▶ Given exercise: Repeat the listing word for word. No pictures belong in the copy.

▶ Record excerpts:
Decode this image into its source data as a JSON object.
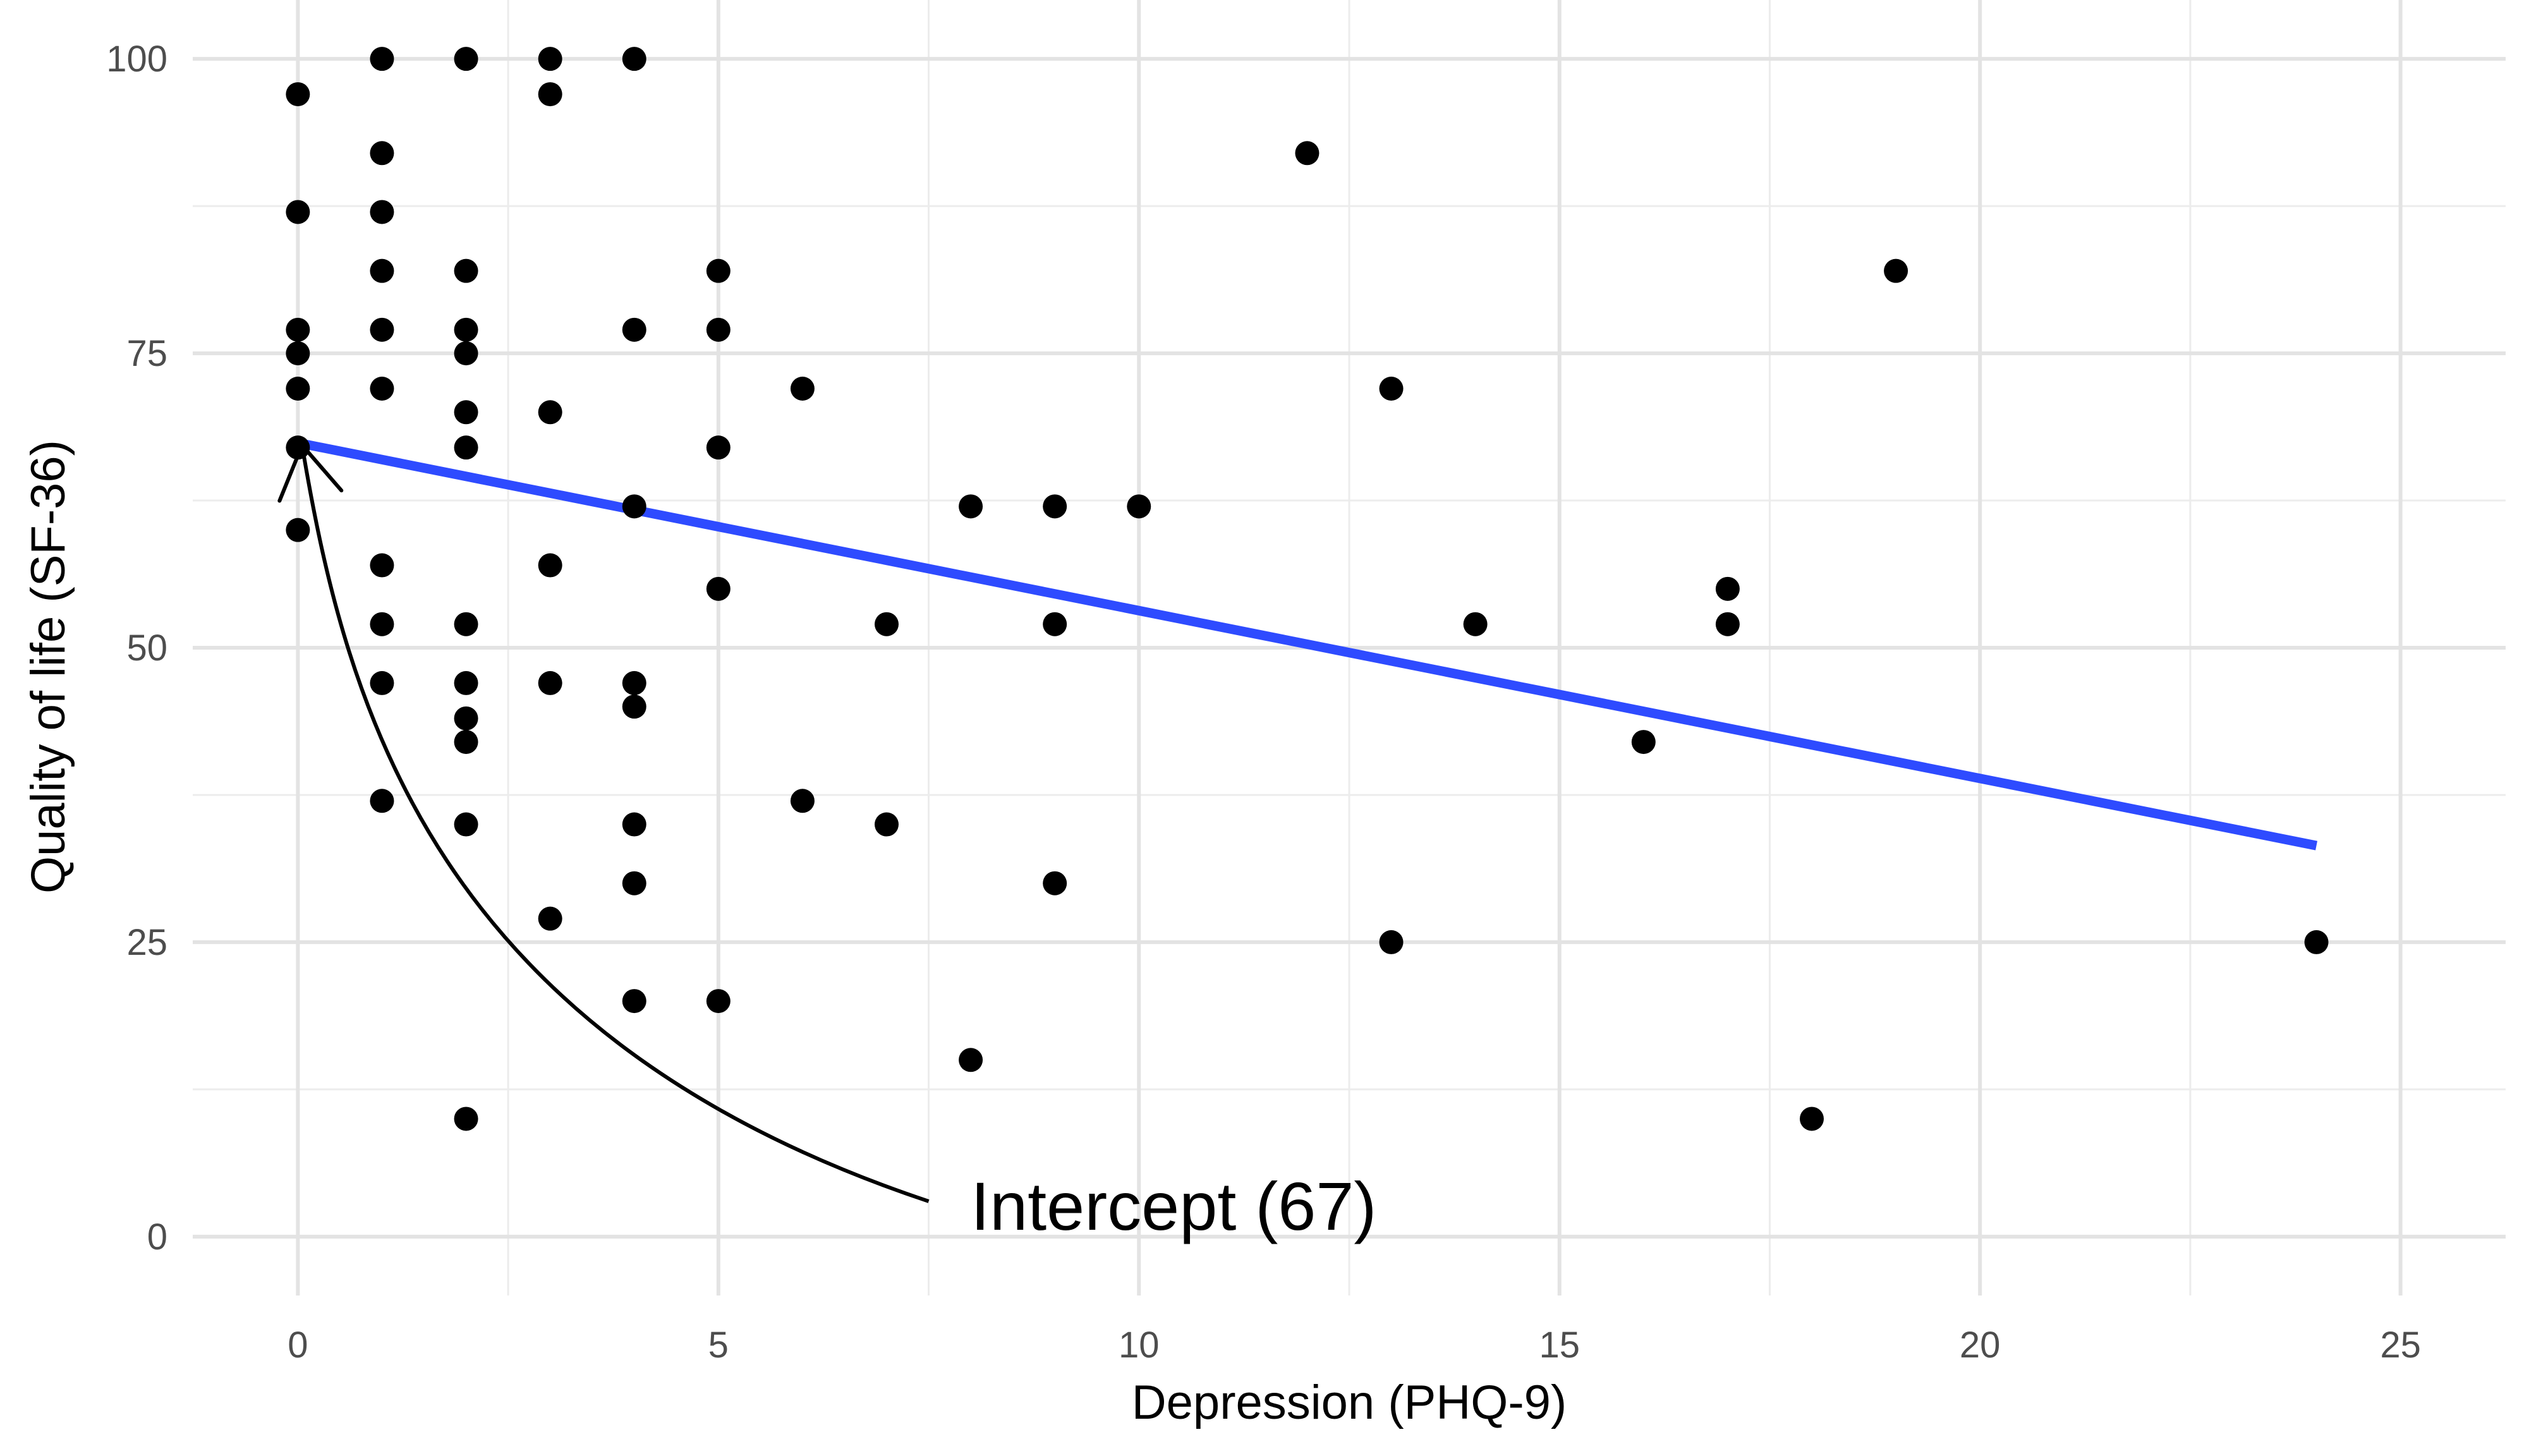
{
  "chart_data": {
    "type": "scatter",
    "title": "",
    "xlabel": "Depression (PHQ-9)",
    "ylabel": "Quality of life (SF-36)",
    "xlim": [
      -1.25,
      26.25
    ],
    "ylim": [
      -5,
      105
    ],
    "xticks": [
      0,
      5,
      10,
      15,
      20,
      25
    ],
    "yticks": [
      0,
      25,
      50,
      75,
      100
    ],
    "grid": true,
    "legend": "none",
    "point_color": "#000000",
    "points": [
      [
        0,
        97
      ],
      [
        0,
        87
      ],
      [
        0,
        77
      ],
      [
        0,
        75
      ],
      [
        0,
        72
      ],
      [
        0,
        67
      ],
      [
        0,
        60
      ],
      [
        1,
        100
      ],
      [
        1,
        92
      ],
      [
        1,
        87
      ],
      [
        1,
        82
      ],
      [
        1,
        77
      ],
      [
        1,
        72
      ],
      [
        1,
        57
      ],
      [
        1,
        52
      ],
      [
        1,
        47
      ],
      [
        1,
        37
      ],
      [
        2,
        100
      ],
      [
        2,
        82
      ],
      [
        2,
        77
      ],
      [
        2,
        75
      ],
      [
        2,
        70
      ],
      [
        2,
        67
      ],
      [
        2,
        52
      ],
      [
        2,
        47
      ],
      [
        2,
        44
      ],
      [
        2,
        42
      ],
      [
        2,
        35
      ],
      [
        2,
        10
      ],
      [
        3,
        100
      ],
      [
        3,
        97
      ],
      [
        3,
        70
      ],
      [
        3,
        57
      ],
      [
        3,
        47
      ],
      [
        3,
        27
      ],
      [
        4,
        100
      ],
      [
        4,
        77
      ],
      [
        4,
        62
      ],
      [
        4,
        47
      ],
      [
        4,
        45
      ],
      [
        4,
        35
      ],
      [
        4,
        30
      ],
      [
        4,
        20
      ],
      [
        5,
        82
      ],
      [
        5,
        77
      ],
      [
        5,
        67
      ],
      [
        5,
        55
      ],
      [
        5,
        20
      ],
      [
        6,
        72
      ],
      [
        6,
        37
      ],
      [
        7,
        52
      ],
      [
        7,
        35
      ],
      [
        8,
        62
      ],
      [
        8,
        15
      ],
      [
        9,
        62
      ],
      [
        9,
        52
      ],
      [
        9,
        30
      ],
      [
        10,
        62
      ],
      [
        12,
        92
      ],
      [
        13,
        72
      ],
      [
        13,
        25
      ],
      [
        14,
        52
      ],
      [
        16,
        42
      ],
      [
        17,
        55
      ],
      [
        17,
        52
      ],
      [
        18,
        10
      ],
      [
        19,
        82
      ],
      [
        24,
        25
      ]
    ],
    "fit_line": {
      "color": "#2e4bff",
      "x": [
        0,
        24
      ],
      "y": [
        67.4,
        33.2
      ]
    },
    "annotation": {
      "text": "Intercept (67)",
      "x": 8,
      "y": 2.5,
      "arrow_from": [
        7.5,
        3
      ],
      "arrow_to": [
        0.05,
        67.2
      ]
    }
  }
}
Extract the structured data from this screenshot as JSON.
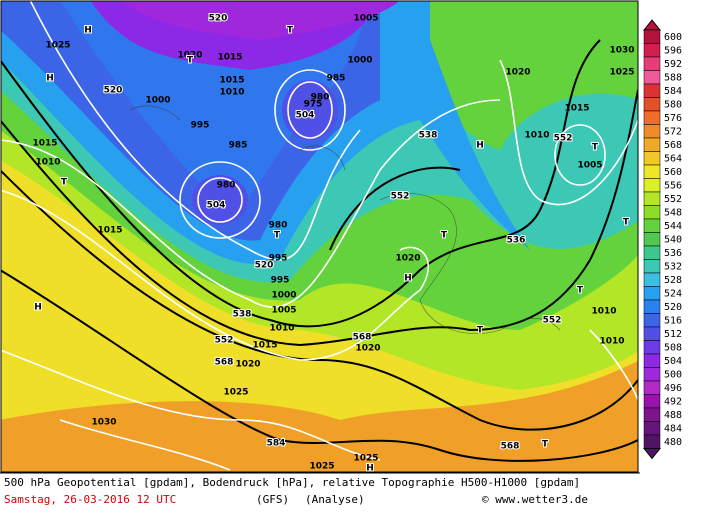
{
  "map": {
    "labels": [
      "520",
      "1025",
      "H",
      "H",
      "520",
      "1000",
      "1020",
      "1015",
      "1015",
      "1010",
      "T",
      "T",
      "985",
      "980",
      "975",
      "504",
      "1005",
      "1000",
      "995",
      "985",
      "980",
      "504",
      "T",
      "1015",
      "1010",
      "1015",
      "538",
      "H",
      "552",
      "T",
      "536",
      "1020",
      "H",
      "T",
      "552",
      "552",
      "T",
      "1005",
      "1010",
      "1015",
      "1020",
      "1030",
      "1025",
      "T",
      "T",
      "1010",
      "1010",
      "H",
      "538",
      "552",
      "568",
      "1020",
      "1015",
      "1010",
      "568",
      "1020",
      "1025",
      "1030",
      "584",
      "568",
      "T",
      "1025",
      "1025",
      "H",
      "520",
      "980",
      "T",
      "995",
      "995",
      "1000",
      "1005"
    ]
  },
  "colorbar": {
    "labels": [
      600,
      596,
      592,
      588,
      584,
      580,
      576,
      572,
      568,
      564,
      560,
      556,
      552,
      548,
      544,
      540,
      536,
      532,
      528,
      524,
      520,
      516,
      512,
      508,
      504,
      500,
      496,
      492,
      488,
      484,
      480
    ],
    "colors": [
      "#b4143c",
      "#d21e50",
      "#e63c78",
      "#f05a96",
      "#dc3232",
      "#e65028",
      "#f06e28",
      "#f08c28",
      "#f0aa28",
      "#f0c828",
      "#f0e628",
      "#dcf028",
      "#b4e628",
      "#8cdc28",
      "#64d23c",
      "#50c850",
      "#3cc88c",
      "#3cc8b4",
      "#3cbee6",
      "#28a0f0",
      "#2882f0",
      "#3c64e6",
      "#5050e6",
      "#6e3ce6",
      "#8c28e6",
      "#a028dc",
      "#b428c8",
      "#9614aa",
      "#7d148c",
      "#64147a",
      "#501464"
    ]
  },
  "footer": {
    "line1": "500 hPa Geopotential [gpdam], Bodendruck [hPa], relative Topographie H500-H1000 [gpdam]",
    "date": "Samstag, 26-03-2016  12 UTC",
    "model": "(GFS)",
    "run": "(Analyse)",
    "credit": "© www.wetter3.de"
  }
}
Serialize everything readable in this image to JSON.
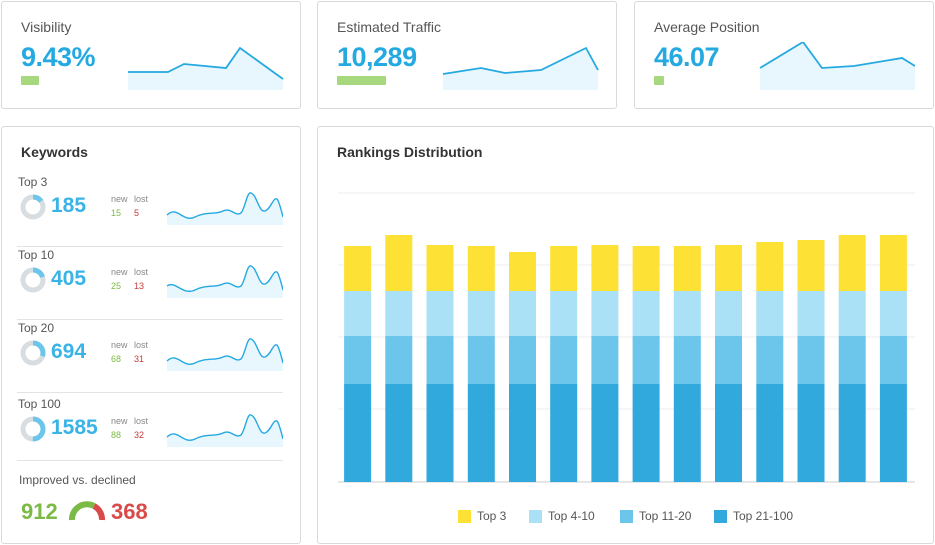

▶ Task output:
Decode this image into its source data as a JSON object.
{
  "chart_data": {
    "type": "scatter",
    "title": "",
    "xlabel": "Depression (PHQ-9)",
    "ylabel": "Quality of life (SF-36)",
    "xlim": [
      -1.25,
      26.25
    ],
    "ylim": [
      -5,
      105
    ],
    "xticks": [
      0,
      5,
      10,
      15,
      20,
      25
    ],
    "yticks": [
      0,
      25,
      50,
      75,
      100
    ],
    "grid": true,
    "legend": "none",
    "point_color": "#000000",
    "points": [
      [
        0,
        97
      ],
      [
        0,
        87
      ],
      [
        0,
        77
      ],
      [
        0,
        75
      ],
      [
        0,
        72
      ],
      [
        0,
        67
      ],
      [
        0,
        60
      ],
      [
        1,
        100
      ],
      [
        1,
        92
      ],
      [
        1,
        87
      ],
      [
        1,
        82
      ],
      [
        1,
        77
      ],
      [
        1,
        72
      ],
      [
        1,
        57
      ],
      [
        1,
        52
      ],
      [
        1,
        47
      ],
      [
        1,
        37
      ],
      [
        2,
        100
      ],
      [
        2,
        82
      ],
      [
        2,
        77
      ],
      [
        2,
        75
      ],
      [
        2,
        70
      ],
      [
        2,
        67
      ],
      [
        2,
        52
      ],
      [
        2,
        47
      ],
      [
        2,
        44
      ],
      [
        2,
        42
      ],
      [
        2,
        35
      ],
      [
        2,
        10
      ],
      [
        3,
        100
      ],
      [
        3,
        97
      ],
      [
        3,
        70
      ],
      [
        3,
        57
      ],
      [
        3,
        47
      ],
      [
        3,
        27
      ],
      [
        4,
        100
      ],
      [
        4,
        77
      ],
      [
        4,
        62
      ],
      [
        4,
        47
      ],
      [
        4,
        45
      ],
      [
        4,
        35
      ],
      [
        4,
        30
      ],
      [
        4,
        20
      ],
      [
        5,
        82
      ],
      [
        5,
        77
      ],
      [
        5,
        67
      ],
      [
        5,
        55
      ],
      [
        5,
        20
      ],
      [
        6,
        72
      ],
      [
        6,
        37
      ],
      [
        7,
        52
      ],
      [
        7,
        35
      ],
      [
        8,
        62
      ],
      [
        8,
        15
      ],
      [
        9,
        62
      ],
      [
        9,
        52
      ],
      [
        9,
        30
      ],
      [
        10,
        62
      ],
      [
        12,
        92
      ],
      [
        13,
        72
      ],
      [
        13,
        25
      ],
      [
        14,
        52
      ],
      [
        16,
        42
      ],
      [
        17,
        55
      ],
      [
        17,
        52
      ],
      [
        18,
        10
      ],
      [
        19,
        82
      ],
      [
        24,
        25
      ]
    ],
    "fit_line": {
      "color": "#2e4bff",
      "x": [
        0,
        24
      ],
      "y": [
        67.4,
        33.2
      ]
    },
    "annotation": {
      "text": "Intercept (67)",
      "x": 8,
      "y": 2.5,
      "arrow_from": [
        7.5,
        3
      ],
      "arrow_to": [
        0.05,
        67.2
      ]
    }
  }
}
Extract the structured data from this screenshot as JSON.
{
  "map": {
    "labels": [
      "520",
      "1025",
      "H",
      "H",
      "520",
      "1000",
      "1020",
      "1015",
      "1015",
      "1010",
      "T",
      "T",
      "985",
      "980",
      "975",
      "504",
      "1005",
      "1000",
      "995",
      "985",
      "980",
      "504",
      "T",
      "1015",
      "1010",
      "1015",
      "538",
      "H",
      "552",
      "T",
      "536",
      "1020",
      "H",
      "T",
      "552",
      "552",
      "T",
      "1005",
      "1010",
      "1015",
      "1020",
      "1030",
      "1025",
      "T",
      "T",
      "1010",
      "1010",
      "H",
      "538",
      "552",
      "568",
      "1020",
      "1015",
      "1010",
      "568",
      "1020",
      "1025",
      "1030",
      "584",
      "568",
      "T",
      "1025",
      "1025",
      "H",
      "520",
      "980",
      "T",
      "995",
      "995",
      "1000",
      "1005"
    ]
  },
  "colorbar": {
    "labels": [
      600,
      596,
      592,
      588,
      584,
      580,
      576,
      572,
      568,
      564,
      560,
      556,
      552,
      548,
      544,
      540,
      536,
      532,
      528,
      524,
      520,
      516,
      512,
      508,
      504,
      500,
      496,
      492,
      488,
      484,
      480
    ],
    "colors": [
      "#b4143c",
      "#d21e50",
      "#e63c78",
      "#f05a96",
      "#dc3232",
      "#e65028",
      "#f06e28",
      "#f08c28",
      "#f0aa28",
      "#f0c828",
      "#f0e628",
      "#dcf028",
      "#b4e628",
      "#8cdc28",
      "#64d23c",
      "#50c850",
      "#3cc88c",
      "#3cc8b4",
      "#3cbee6",
      "#28a0f0",
      "#2882f0",
      "#3c64e6",
      "#5050e6",
      "#6e3ce6",
      "#8c28e6",
      "#a028dc",
      "#b428c8",
      "#9614aa",
      "#7d148c",
      "#64147a",
      "#501464"
    ]
  },
  "footer": {
    "line1": "500 hPa Geopotential [gpdam], Bodendruck [hPa], relative Topographie H500-H1000 [gpdam]",
    "date": "Samstag, 26-03-2016  12 UTC",
    "model": "(GFS)",
    "run": "(Analyse)",
    "credit": "© www.wetter3.de"
  }
}
Serialize everything readable in this image to JSON.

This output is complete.